Data start
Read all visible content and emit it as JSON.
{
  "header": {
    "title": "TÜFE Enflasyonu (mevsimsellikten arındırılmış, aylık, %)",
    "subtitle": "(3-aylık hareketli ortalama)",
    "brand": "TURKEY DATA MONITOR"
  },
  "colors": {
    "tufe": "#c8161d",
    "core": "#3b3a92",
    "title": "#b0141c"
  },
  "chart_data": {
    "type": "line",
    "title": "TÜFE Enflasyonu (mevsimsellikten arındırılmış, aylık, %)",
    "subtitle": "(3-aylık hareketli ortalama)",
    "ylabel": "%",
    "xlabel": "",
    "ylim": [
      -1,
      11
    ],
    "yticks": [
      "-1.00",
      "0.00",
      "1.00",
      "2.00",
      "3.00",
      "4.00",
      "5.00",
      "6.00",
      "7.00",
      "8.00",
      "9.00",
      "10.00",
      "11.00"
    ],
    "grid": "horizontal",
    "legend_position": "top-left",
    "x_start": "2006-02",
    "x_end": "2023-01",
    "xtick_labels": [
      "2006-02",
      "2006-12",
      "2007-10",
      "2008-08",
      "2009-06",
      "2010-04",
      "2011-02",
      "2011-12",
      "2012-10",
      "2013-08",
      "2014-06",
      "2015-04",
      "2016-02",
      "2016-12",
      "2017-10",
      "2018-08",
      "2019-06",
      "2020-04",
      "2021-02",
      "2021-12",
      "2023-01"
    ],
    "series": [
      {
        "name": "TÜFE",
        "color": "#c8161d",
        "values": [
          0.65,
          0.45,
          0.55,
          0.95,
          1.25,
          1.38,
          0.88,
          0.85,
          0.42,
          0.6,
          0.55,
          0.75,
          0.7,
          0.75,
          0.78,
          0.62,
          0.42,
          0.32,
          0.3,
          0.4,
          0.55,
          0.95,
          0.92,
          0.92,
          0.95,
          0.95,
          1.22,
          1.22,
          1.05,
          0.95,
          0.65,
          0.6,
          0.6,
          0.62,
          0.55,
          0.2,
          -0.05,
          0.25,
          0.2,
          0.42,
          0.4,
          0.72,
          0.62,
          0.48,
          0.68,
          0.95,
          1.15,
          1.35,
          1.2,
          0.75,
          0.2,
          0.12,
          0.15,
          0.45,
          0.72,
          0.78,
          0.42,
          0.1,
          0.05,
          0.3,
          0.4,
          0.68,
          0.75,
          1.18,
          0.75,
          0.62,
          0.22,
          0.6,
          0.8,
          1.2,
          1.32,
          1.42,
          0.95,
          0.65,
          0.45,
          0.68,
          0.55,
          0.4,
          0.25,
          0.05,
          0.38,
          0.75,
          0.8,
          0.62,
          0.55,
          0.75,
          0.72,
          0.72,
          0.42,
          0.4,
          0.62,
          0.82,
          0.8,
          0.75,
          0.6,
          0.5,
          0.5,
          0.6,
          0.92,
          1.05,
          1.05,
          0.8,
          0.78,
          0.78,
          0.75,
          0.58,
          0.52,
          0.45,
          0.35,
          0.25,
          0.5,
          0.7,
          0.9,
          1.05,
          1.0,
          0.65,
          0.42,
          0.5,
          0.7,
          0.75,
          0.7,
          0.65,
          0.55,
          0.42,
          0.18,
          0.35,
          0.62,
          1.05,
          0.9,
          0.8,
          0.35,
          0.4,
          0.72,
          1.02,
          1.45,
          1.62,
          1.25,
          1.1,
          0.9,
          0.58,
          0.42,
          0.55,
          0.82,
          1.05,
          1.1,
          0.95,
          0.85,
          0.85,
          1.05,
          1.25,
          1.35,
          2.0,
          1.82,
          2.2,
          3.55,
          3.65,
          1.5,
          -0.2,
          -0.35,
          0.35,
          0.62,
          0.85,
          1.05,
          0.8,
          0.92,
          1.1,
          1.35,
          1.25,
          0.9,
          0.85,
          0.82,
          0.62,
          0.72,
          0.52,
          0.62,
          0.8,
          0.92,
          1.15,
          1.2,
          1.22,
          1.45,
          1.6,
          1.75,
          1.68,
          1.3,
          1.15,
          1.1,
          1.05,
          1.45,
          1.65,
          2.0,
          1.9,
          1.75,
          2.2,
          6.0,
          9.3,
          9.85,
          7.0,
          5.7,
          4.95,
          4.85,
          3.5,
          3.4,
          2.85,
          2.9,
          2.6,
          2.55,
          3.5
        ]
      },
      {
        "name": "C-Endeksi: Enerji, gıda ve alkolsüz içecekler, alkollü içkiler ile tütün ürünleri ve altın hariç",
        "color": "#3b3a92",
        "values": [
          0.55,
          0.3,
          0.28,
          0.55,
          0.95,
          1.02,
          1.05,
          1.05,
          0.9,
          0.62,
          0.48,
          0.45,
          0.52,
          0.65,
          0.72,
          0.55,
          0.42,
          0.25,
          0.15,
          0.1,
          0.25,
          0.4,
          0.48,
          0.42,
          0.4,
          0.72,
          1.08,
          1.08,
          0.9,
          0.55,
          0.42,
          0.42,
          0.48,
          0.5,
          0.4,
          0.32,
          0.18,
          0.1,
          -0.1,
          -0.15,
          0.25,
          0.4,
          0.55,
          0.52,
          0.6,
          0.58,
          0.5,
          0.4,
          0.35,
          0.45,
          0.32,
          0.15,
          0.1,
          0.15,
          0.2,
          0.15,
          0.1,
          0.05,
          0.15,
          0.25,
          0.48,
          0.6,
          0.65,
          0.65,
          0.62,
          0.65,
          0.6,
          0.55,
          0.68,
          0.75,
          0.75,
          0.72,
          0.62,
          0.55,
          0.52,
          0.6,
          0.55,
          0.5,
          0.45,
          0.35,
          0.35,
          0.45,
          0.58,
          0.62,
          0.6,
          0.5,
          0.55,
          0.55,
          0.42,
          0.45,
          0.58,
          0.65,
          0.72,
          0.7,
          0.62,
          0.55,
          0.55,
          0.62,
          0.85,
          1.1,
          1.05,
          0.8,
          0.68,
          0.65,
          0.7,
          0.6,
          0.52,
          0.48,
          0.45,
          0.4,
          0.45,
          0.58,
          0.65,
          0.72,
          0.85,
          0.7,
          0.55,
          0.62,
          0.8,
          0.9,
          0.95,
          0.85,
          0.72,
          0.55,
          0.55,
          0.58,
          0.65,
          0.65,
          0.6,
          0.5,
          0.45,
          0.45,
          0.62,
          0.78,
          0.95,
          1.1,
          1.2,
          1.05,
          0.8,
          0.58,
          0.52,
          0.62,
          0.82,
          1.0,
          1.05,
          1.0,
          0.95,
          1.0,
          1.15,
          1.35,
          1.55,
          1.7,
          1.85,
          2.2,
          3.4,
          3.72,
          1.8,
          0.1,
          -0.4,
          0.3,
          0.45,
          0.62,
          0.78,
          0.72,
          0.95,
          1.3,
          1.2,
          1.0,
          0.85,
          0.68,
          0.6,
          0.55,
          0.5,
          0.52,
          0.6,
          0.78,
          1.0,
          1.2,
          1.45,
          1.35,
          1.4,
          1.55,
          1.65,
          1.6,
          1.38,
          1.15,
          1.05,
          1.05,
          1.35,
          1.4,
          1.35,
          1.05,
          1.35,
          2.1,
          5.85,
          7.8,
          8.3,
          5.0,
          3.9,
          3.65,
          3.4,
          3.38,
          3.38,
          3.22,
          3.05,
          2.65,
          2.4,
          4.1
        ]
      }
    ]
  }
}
Data end
Data start
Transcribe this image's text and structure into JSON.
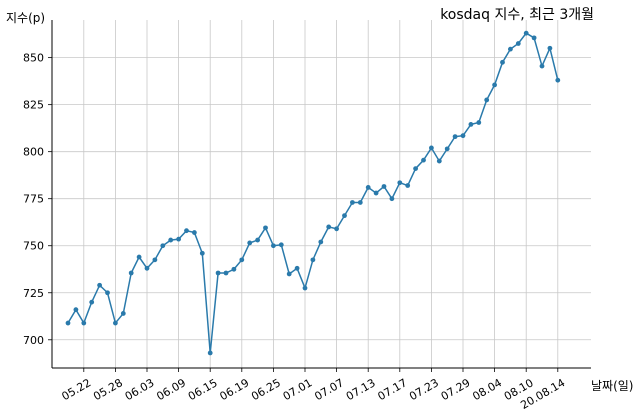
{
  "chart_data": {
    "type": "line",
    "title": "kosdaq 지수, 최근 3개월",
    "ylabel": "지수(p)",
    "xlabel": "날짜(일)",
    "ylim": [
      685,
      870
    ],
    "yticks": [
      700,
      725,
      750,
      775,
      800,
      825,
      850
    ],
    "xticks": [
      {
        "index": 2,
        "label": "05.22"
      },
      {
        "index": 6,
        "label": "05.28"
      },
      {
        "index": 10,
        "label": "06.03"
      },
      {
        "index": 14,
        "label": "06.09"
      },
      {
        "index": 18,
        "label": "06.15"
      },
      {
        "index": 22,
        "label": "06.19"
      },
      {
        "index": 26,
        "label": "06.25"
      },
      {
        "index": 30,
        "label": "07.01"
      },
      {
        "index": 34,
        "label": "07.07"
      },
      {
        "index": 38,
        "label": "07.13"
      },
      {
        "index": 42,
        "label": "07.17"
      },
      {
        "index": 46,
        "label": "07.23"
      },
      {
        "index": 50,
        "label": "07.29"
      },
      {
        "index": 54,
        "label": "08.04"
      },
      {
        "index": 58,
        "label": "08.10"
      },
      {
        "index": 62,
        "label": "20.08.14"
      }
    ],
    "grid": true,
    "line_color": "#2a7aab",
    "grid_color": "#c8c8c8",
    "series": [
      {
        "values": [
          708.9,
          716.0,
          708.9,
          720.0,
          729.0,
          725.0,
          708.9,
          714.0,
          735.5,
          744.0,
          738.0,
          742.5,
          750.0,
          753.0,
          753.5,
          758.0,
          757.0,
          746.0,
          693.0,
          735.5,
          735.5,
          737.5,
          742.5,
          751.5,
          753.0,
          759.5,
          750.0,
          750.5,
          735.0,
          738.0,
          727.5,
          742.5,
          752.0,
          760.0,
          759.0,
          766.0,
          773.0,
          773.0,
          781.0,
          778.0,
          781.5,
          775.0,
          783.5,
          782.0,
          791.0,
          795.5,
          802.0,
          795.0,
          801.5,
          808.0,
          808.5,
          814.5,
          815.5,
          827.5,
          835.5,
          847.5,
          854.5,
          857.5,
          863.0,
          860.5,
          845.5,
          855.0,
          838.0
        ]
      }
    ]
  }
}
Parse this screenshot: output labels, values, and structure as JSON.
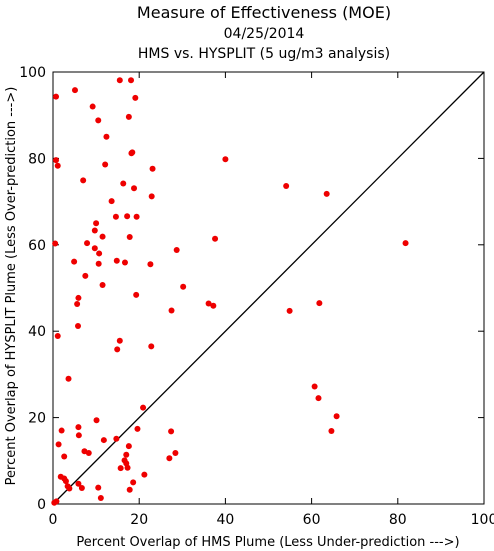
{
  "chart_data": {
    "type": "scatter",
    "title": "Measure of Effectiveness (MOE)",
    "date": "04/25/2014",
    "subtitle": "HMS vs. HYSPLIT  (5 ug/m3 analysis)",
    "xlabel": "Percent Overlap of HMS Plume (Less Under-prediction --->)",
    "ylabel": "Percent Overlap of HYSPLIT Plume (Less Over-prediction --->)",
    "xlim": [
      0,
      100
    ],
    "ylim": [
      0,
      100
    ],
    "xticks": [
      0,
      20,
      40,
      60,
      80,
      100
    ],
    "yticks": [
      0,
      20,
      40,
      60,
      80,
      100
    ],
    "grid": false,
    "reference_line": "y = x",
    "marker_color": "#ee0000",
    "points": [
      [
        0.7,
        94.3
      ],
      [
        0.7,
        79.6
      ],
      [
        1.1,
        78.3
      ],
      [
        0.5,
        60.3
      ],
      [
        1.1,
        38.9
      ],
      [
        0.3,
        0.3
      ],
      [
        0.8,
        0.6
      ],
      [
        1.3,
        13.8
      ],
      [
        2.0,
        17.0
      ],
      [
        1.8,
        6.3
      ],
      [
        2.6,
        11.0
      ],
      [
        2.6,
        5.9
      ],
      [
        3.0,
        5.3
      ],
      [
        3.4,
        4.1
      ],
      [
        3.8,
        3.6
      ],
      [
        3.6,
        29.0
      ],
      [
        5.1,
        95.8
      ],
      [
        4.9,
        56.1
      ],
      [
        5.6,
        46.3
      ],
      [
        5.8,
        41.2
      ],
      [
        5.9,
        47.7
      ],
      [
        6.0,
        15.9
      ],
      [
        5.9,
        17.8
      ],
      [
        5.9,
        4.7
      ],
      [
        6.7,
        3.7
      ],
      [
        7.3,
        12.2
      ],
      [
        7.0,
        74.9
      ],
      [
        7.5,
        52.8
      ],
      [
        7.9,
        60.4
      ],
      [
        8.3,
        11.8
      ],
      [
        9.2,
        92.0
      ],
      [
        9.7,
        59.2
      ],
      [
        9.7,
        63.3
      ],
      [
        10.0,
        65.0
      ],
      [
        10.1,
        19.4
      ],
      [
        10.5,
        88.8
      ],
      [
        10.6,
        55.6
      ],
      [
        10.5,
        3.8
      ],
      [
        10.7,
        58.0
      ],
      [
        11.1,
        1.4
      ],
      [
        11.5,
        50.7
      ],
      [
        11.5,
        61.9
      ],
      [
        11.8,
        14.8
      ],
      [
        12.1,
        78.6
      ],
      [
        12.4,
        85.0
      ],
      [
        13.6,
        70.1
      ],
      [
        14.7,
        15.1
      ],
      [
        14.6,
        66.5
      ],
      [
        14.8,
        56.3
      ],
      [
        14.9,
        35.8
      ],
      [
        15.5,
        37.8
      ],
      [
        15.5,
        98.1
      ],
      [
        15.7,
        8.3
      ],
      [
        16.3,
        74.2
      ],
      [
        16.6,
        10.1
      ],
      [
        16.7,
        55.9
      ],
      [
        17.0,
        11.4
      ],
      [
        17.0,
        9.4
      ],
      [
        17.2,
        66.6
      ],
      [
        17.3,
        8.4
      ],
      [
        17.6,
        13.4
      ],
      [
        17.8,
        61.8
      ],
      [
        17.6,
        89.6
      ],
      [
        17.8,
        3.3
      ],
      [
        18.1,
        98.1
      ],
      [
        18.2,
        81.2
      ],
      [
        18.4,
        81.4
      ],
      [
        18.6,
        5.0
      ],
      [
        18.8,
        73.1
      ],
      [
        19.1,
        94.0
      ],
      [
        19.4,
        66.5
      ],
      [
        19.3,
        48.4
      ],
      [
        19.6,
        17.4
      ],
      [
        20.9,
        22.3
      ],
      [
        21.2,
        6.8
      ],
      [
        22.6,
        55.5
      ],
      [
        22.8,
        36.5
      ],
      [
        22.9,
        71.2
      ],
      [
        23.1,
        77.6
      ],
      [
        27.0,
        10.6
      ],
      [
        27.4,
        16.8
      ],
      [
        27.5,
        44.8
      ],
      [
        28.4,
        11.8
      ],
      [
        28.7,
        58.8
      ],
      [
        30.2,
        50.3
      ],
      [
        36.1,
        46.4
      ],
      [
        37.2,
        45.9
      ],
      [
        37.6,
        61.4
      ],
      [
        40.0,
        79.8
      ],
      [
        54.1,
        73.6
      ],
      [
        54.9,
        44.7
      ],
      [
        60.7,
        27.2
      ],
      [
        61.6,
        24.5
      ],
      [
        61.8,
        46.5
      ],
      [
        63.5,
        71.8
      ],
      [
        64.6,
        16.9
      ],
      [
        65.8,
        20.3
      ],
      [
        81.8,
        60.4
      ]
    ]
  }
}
Data end
Only a number is wanted here: how many lines in the data above include the string "name"?

• _Output for this task_
2